* _Required work_
Quote the entries that follow exactly, leaving none out.

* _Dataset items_
-------------------------
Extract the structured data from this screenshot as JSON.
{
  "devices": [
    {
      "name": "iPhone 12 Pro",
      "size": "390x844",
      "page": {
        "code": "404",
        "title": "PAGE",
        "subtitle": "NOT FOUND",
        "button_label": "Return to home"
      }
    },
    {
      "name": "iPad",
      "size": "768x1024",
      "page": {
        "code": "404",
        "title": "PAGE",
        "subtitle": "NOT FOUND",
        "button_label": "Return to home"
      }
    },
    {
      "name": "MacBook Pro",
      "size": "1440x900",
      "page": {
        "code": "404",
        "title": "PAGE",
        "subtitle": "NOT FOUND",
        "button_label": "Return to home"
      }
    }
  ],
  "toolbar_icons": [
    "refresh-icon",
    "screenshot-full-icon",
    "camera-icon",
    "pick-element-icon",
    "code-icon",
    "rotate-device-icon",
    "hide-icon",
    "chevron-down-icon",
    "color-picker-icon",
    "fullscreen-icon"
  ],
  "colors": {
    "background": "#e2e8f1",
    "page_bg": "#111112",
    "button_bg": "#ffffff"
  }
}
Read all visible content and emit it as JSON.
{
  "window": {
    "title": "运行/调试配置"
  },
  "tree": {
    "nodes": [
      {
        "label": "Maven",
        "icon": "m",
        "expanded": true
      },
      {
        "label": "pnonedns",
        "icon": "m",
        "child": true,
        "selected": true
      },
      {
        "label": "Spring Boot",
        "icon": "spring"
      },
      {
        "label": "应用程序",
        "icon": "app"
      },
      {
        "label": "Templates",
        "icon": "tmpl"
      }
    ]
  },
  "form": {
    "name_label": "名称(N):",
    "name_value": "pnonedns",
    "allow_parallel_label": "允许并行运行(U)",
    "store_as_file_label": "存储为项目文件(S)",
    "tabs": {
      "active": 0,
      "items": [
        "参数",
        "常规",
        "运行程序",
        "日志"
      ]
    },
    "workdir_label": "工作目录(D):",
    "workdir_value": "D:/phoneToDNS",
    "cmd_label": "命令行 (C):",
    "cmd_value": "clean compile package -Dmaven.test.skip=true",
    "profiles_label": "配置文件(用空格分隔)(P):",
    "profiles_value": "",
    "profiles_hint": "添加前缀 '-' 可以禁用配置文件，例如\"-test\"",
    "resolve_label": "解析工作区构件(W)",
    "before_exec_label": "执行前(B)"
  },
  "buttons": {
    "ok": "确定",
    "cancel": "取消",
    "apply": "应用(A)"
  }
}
-------------------------
* _Solution below_
Extract the structured data from this screenshot as JSON.
{
  "devices": [
    {
      "name": "iPhone 12 Pro",
      "size": "390x844",
      "page": {
        "code": "404",
        "title": "PAGE",
        "subtitle": "NOT FOUND",
        "button_label": "Return to home"
      }
    },
    {
      "name": "iPad",
      "size": "768x1024",
      "page": {
        "code": "404",
        "title": "PAGE",
        "subtitle": "NOT FOUND",
        "button_label": "Return to home"
      }
    },
    {
      "name": "MacBook Pro",
      "size": "1440x900",
      "page": {
        "code": "404",
        "title": "PAGE",
        "subtitle": "NOT FOUND",
        "button_label": "Return to home"
      }
    }
  ],
  "toolbar_icons": [
    "refresh-icon",
    "screenshot-full-icon",
    "camera-icon",
    "pick-element-icon",
    "code-icon",
    "rotate-device-icon",
    "hide-icon",
    "chevron-down-icon",
    "color-picker-icon",
    "fullscreen-icon"
  ],
  "colors": {
    "background": "#e2e8f1",
    "page_bg": "#111112",
    "button_bg": "#ffffff"
  }
}
Read all visible content and emit it as JSON.
{
  "window": {
    "title": "运行/调试配置"
  },
  "tree": {
    "nodes": [
      {
        "label": "Maven",
        "icon": "m",
        "expanded": true
      },
      {
        "label": "pnonedns",
        "icon": "m",
        "child": true,
        "selected": true
      },
      {
        "label": "Spring Boot",
        "icon": "spring"
      },
      {
        "label": "应用程序",
        "icon": "app"
      },
      {
        "label": "Templates",
        "icon": "tmpl"
      }
    ]
  },
  "form": {
    "name_label": "名称(N):",
    "name_value": "pnonedns",
    "allow_parallel_label": "允许并行运行(U)",
    "store_as_file_label": "存储为项目文件(S)",
    "tabs": {
      "active": 0,
      "items": [
        "参数",
        "常规",
        "运行程序",
        "日志"
      ]
    },
    "workdir_label": "工作目录(D):",
    "workdir_value": "D:/phoneToDNS",
    "cmd_label": "命令行 (C):",
    "cmd_value": "clean compile package -Dmaven.test.skip=true",
    "profiles_label": "配置文件(用空格分隔)(P):",
    "profiles_value": "",
    "profiles_hint": "添加前缀 '-' 可以禁用配置文件，例如\"-test\"",
    "resolve_label": "解析工作区构件(W)",
    "before_exec_label": "执行前(B)"
  },
  "buttons": {
    "ok": "确定",
    "cancel": "取消",
    "apply": "应用(A)"
  }
}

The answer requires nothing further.